=== MATERIAL SHOWN ===
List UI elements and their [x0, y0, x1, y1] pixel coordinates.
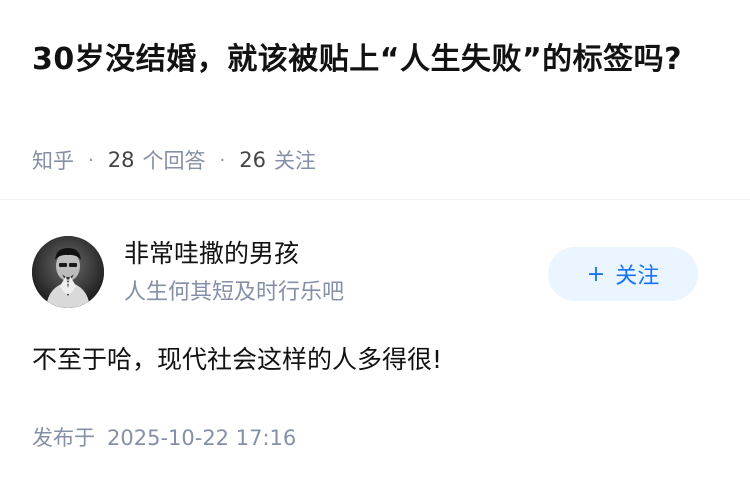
author-name[interactable]: 非常哇撒的男孩	[124, 236, 299, 272]
publish-info: 发布于 2025-10-22 17:16	[32, 422, 296, 454]
plus-icon: +	[586, 261, 606, 287]
avatar[interactable]	[32, 236, 104, 308]
follow-button[interactable]: + 关注	[548, 247, 698, 301]
answer-count-label[interactable]: 个回答	[142, 145, 205, 175]
answer-page: 30岁没结婚，就该被贴上“人生失败”的标签吗? 知乎 · 28 个回答 · 26…	[0, 0, 750, 490]
author-bio: 人生何其短及时行乐吧	[124, 280, 345, 305]
publish-label: 发布于	[32, 426, 95, 450]
meta-separator: ·	[88, 149, 94, 171]
meta-separator: ·	[219, 149, 226, 171]
answer-count: 28	[107, 148, 135, 172]
answer-content: 不至于哈，现代社会这样的人多得很!	[32, 345, 443, 374]
follow-count: 26	[239, 148, 266, 172]
follow-count-label[interactable]: 关注	[274, 145, 316, 175]
section-divider	[0, 199, 750, 200]
question-meta: 知乎 · 28 个回答 · 26 关注	[32, 144, 316, 176]
avatar-photo-icon	[32, 236, 104, 308]
question-title[interactable]: 30岁没结婚，就该被贴上“人生失败”的标签吗?	[32, 36, 722, 84]
publish-timestamp: 2025-10-22 17:16	[107, 426, 297, 450]
source-label[interactable]: 知乎	[32, 145, 74, 175]
follow-button-label: 关注	[615, 264, 660, 289]
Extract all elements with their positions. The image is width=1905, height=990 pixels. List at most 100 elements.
===
- [WHAT IS NEEDED]:
Reproduce the listing above with every occurrence of "meta-separator" replaced by "dot-separator", leaving all other text unchanged and omitting the pictures.

- [SOLUTION TO THIS TASK]:
List UI elements and their [x0, y0, x1, y1] pixel coordinates.
author-name[interactable]: 非常哇撒的男孩	[124, 236, 299, 272]
publish-info: 发布于 2025-10-22 17:16	[32, 422, 296, 454]
plus-icon: +	[586, 261, 606, 287]
avatar[interactable]	[32, 236, 104, 308]
follow-button[interactable]: + 关注	[548, 247, 698, 301]
answer-count-label[interactable]: 个回答	[142, 145, 205, 175]
answer-page: 30岁没结婚，就该被贴上“人生失败”的标签吗? 知乎 · 28 个回答 · 26…	[0, 0, 750, 490]
author-bio: 人生何其短及时行乐吧	[124, 280, 345, 305]
publish-label: 发布于	[32, 426, 95, 450]
dot-separator: ·	[88, 149, 94, 171]
dot-separator: ·	[219, 149, 226, 171]
answer-count: 28	[107, 148, 135, 172]
answer-content: 不至于哈，现代社会这样的人多得很!	[32, 345, 443, 374]
follow-count: 26	[239, 148, 266, 172]
follow-count-label[interactable]: 关注	[274, 145, 316, 175]
section-divider	[0, 199, 750, 200]
question-meta: 知乎 · 28 个回答 · 26 关注	[32, 144, 316, 176]
avatar-photo-icon	[32, 236, 104, 308]
question-title[interactable]: 30岁没结婚，就该被贴上“人生失败”的标签吗?	[32, 36, 722, 84]
publish-timestamp: 2025-10-22 17:16	[107, 426, 297, 450]
source-label[interactable]: 知乎	[32, 145, 74, 175]
follow-button-label: 关注	[615, 264, 660, 289]
Extract all elements with their positions. The image is width=1905, height=990 pixels. List at most 100 elements.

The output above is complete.